• [WHAT IS NEEDED]
Scan the lines below; pull out those with "many".

** start **

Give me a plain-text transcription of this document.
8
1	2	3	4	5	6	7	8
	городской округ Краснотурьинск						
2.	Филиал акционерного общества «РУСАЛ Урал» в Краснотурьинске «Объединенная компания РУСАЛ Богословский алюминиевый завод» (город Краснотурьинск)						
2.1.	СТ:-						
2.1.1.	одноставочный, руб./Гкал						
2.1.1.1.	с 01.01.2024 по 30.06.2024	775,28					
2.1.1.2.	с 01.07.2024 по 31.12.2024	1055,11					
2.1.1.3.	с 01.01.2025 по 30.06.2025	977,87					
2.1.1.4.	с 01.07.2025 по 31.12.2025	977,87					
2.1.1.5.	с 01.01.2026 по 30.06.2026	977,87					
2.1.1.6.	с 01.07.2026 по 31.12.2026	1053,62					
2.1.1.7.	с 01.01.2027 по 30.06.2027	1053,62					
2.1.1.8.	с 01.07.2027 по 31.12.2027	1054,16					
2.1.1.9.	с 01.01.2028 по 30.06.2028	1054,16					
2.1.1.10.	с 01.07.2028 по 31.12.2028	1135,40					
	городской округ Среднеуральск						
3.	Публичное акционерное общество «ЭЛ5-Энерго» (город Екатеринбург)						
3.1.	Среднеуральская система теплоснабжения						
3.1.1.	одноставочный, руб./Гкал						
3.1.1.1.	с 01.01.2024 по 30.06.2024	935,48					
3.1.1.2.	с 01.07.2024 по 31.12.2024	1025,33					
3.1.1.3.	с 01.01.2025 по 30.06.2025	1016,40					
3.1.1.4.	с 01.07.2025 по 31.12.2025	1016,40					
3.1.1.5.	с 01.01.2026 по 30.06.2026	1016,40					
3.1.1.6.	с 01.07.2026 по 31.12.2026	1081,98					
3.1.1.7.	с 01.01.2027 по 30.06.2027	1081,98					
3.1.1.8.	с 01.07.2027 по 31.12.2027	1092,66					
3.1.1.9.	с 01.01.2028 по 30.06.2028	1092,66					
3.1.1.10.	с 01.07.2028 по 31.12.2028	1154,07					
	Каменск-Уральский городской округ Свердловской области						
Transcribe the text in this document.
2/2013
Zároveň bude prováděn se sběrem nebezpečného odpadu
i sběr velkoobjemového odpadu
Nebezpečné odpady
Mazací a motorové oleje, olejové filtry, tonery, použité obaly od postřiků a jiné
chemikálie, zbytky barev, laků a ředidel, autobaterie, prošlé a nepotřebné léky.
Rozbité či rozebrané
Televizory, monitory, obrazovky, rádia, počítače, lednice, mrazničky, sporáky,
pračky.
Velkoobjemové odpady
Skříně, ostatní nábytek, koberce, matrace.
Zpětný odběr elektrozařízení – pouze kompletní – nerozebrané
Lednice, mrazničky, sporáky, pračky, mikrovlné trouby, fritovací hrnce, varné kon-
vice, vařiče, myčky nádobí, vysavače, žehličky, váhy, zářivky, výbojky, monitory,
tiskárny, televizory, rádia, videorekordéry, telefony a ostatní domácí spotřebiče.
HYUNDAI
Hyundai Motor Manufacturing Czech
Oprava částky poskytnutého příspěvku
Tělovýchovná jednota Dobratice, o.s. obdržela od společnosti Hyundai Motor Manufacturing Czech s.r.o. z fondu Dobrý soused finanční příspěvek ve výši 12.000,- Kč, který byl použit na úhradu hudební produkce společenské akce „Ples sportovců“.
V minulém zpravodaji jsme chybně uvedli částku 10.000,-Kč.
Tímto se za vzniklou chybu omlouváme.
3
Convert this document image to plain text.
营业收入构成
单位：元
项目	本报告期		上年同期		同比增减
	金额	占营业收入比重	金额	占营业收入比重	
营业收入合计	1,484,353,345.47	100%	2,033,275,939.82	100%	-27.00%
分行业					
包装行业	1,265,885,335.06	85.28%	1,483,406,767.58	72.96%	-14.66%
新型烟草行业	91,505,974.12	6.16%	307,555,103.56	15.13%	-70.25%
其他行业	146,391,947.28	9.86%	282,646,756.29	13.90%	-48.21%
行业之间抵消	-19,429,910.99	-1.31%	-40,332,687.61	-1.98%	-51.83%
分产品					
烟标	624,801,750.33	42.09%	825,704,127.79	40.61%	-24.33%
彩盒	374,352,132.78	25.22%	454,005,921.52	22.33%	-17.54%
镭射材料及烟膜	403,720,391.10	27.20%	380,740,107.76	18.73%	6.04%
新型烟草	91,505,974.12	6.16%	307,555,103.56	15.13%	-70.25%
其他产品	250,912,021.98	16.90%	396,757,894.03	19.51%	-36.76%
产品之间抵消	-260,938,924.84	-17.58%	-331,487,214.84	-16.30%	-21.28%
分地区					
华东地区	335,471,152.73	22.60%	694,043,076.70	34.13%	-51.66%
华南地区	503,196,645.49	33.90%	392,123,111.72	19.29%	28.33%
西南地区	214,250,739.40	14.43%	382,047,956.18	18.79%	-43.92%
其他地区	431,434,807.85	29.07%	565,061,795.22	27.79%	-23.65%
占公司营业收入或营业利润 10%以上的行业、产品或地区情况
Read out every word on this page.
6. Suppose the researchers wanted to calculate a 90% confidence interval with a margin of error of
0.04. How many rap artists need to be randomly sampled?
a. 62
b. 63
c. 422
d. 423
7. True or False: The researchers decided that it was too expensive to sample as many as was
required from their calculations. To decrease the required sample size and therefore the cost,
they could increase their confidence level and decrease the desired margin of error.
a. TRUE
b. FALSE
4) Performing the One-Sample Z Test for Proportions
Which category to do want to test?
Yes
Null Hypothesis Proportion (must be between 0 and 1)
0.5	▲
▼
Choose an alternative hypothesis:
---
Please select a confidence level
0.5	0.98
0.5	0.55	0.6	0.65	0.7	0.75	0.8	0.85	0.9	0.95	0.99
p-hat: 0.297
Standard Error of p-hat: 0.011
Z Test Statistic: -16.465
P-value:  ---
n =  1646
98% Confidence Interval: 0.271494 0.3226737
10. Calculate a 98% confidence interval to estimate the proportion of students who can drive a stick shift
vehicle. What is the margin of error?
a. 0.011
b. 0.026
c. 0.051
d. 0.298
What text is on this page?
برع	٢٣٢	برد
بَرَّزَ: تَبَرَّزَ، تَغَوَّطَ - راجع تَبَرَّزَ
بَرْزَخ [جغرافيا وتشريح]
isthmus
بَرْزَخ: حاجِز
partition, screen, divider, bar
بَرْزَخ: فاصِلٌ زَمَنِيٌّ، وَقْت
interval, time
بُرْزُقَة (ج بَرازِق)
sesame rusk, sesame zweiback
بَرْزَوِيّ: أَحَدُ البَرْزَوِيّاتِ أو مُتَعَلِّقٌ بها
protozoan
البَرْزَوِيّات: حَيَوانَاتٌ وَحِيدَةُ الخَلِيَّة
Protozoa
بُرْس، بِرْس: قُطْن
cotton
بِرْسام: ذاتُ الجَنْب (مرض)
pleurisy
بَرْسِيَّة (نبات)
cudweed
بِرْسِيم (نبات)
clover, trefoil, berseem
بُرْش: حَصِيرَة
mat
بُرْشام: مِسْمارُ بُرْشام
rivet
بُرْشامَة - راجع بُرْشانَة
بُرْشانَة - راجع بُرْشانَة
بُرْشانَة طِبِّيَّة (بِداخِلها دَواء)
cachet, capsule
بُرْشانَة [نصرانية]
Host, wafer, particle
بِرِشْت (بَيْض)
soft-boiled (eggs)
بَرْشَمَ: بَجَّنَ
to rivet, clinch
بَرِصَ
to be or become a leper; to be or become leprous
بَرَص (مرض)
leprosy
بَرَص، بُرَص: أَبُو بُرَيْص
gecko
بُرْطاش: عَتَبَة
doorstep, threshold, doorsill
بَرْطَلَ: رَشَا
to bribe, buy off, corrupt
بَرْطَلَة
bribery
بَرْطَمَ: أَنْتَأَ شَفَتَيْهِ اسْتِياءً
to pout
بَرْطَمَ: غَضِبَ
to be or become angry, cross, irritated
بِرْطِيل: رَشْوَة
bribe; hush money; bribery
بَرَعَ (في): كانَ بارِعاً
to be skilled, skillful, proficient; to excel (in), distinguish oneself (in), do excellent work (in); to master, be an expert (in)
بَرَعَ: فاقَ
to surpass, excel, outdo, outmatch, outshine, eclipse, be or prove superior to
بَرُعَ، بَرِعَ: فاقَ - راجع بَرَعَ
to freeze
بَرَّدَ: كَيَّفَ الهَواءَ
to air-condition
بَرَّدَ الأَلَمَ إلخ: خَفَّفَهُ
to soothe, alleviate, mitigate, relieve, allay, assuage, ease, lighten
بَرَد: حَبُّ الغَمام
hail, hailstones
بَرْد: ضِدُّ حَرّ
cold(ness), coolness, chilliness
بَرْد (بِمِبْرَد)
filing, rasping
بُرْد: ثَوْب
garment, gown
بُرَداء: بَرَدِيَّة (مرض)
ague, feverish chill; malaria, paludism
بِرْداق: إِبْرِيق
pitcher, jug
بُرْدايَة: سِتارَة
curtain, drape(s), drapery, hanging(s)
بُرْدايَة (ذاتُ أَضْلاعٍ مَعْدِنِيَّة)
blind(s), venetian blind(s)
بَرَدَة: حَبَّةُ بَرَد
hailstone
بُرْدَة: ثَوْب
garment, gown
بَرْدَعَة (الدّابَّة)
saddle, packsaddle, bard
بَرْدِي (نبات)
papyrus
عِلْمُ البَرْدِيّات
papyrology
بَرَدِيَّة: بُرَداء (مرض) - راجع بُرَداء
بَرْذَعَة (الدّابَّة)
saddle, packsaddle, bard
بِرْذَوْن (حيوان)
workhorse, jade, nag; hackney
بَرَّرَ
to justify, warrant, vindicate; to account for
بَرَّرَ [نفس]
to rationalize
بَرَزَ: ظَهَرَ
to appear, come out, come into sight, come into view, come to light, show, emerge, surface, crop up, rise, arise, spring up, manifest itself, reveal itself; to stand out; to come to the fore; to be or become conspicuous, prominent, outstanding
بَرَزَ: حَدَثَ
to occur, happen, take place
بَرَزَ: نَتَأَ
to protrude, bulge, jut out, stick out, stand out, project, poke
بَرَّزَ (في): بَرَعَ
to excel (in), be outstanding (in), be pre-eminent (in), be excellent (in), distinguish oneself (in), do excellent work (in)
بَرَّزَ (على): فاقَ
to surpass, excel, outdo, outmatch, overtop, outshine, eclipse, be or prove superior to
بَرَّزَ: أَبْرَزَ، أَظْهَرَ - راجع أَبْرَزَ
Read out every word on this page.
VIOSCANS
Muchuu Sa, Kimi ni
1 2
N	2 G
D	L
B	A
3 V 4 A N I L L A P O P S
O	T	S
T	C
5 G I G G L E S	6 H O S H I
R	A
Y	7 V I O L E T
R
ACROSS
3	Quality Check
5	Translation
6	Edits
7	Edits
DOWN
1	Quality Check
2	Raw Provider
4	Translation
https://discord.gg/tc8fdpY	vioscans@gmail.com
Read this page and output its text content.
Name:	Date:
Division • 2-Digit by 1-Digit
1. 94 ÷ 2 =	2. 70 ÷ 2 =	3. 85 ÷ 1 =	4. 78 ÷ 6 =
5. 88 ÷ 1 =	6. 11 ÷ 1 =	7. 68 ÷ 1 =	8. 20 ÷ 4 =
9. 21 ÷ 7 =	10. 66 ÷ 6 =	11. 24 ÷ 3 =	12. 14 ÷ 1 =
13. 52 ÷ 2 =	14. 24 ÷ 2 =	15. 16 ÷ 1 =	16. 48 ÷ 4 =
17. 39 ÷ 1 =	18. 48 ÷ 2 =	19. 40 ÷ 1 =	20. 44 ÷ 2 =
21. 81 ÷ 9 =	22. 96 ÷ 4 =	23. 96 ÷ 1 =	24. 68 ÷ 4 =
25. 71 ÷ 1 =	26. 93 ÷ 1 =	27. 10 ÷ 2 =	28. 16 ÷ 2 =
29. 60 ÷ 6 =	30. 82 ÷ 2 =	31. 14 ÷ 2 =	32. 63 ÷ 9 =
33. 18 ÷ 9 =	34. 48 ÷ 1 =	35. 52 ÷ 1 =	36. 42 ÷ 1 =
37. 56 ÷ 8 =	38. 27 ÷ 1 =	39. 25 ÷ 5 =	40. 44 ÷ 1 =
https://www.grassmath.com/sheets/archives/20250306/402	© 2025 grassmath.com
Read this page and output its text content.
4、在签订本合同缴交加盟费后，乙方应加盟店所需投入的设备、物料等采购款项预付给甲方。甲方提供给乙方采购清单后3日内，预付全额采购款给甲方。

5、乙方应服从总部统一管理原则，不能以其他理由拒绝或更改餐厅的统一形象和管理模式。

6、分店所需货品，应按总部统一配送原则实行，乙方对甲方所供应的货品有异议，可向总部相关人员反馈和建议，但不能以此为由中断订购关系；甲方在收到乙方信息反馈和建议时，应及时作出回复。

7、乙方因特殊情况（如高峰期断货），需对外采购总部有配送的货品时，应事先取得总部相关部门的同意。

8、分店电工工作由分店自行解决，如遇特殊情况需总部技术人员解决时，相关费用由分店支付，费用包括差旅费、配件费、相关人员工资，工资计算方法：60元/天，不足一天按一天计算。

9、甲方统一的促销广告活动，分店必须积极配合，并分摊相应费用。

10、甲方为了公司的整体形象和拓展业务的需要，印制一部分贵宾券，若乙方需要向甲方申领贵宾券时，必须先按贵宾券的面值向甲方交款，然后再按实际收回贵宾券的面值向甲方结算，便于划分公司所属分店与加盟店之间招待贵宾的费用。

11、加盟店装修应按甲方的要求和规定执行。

** end **

• [THE SOLUTION]
0.04. How many rap artists need to be randomly sampled?
7. True or False: The researchers decided that it was too expensive to sample as many as was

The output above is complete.